:: What to do ::
[1] According to the housing market text, by what percentage did US searches for "real estate market crash" rise as of September 2022?
[2] Duplicate the housing market text between "Another milestone for" and "Google Trends history.", inclusive.
[Exercise text]
Another milestone for the extremely confused elderly citizen in the White House basement.

Analysis of Google Trends data reveals that searches for ‘real estate market crash’ exploded 284% in the United States as of September 2022 – the highest level in Google Trends history.

The analysis by the Malibu real estate experts at RubyHome reveals that search interest for ‘real estate market crash’ exploded within the past month, an unprecedented increase in Americans looking for information and prognostication about the real estate market, according to Google search data.

This comes at a time when the US housing market sees mortgage rates rising at the fastest pace in history, surging above 7% after touching 6% just two weeks ago!

Pointing out the obvious, RubyHome CEO Tony Mariotti said that “we know home sales are down. Tuesday’s report from Case-Shiller confirmed the broad price reductions, which also showed U.S. home prices continued their deceleration in July at their fastest rate in the history of the index. We're keeping an eye on this because market activity is seasonally low - we'll know a heck of a lot more about how soft the market is come next spring.”

“Mortgage rates continue to rise beyond the Federal Reserve’s reported 6.29% on September 22. However, we’ve seen this accelerate; mortgage approvals on 30-year fixed loans this week reached 7% for some of our buyers. Going forward, if this trend holds, buyers will afford smaller homes unless they are cash buyers.”

"Sellers who've been holding out for pandemic-inflated prices are going to have to eventually lower their prices. This is just a psychological shift taking place - one that takes a few months to play out."
[/Exercise text]
[Data for review]
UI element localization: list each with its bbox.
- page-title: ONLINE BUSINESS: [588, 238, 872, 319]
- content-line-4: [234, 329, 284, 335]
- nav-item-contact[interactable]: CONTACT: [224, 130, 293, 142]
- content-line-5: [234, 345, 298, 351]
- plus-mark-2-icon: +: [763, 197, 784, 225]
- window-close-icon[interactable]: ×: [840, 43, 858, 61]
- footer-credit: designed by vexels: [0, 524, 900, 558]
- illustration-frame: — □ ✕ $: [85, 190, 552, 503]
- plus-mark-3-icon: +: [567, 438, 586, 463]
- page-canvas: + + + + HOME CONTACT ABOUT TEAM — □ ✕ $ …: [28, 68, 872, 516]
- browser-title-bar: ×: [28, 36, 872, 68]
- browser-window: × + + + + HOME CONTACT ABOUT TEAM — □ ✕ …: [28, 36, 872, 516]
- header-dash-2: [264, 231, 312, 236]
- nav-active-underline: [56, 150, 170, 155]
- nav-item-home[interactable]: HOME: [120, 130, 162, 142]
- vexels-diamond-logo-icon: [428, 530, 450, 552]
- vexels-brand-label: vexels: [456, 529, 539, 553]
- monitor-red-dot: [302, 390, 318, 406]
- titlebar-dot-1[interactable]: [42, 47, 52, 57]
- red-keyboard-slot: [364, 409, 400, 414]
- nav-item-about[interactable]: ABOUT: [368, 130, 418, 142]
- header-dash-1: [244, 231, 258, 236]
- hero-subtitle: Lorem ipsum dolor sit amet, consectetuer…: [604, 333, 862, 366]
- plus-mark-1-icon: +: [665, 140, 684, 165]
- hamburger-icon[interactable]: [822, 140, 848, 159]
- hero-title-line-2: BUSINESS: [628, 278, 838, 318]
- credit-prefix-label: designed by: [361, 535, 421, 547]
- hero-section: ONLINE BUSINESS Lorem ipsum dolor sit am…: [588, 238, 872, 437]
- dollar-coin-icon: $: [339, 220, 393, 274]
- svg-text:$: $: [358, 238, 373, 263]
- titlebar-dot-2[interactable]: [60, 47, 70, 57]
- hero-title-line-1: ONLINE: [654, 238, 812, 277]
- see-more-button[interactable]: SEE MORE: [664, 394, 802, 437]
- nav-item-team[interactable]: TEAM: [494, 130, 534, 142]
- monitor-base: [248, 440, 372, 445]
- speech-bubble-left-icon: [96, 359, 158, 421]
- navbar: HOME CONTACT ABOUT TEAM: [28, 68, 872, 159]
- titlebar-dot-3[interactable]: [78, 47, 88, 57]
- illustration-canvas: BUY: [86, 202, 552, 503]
[/Data for review]
:: Task-by-task solutions ::
[1] 284%

[2]
Another milestone for the extremely confused elderly citizen in the White House basement.

Analysis of Google Trends data reveals that searches for ‘real estate market crash’ exploded 284% in the United States as of September 2022 – the highest level in Google Trends history.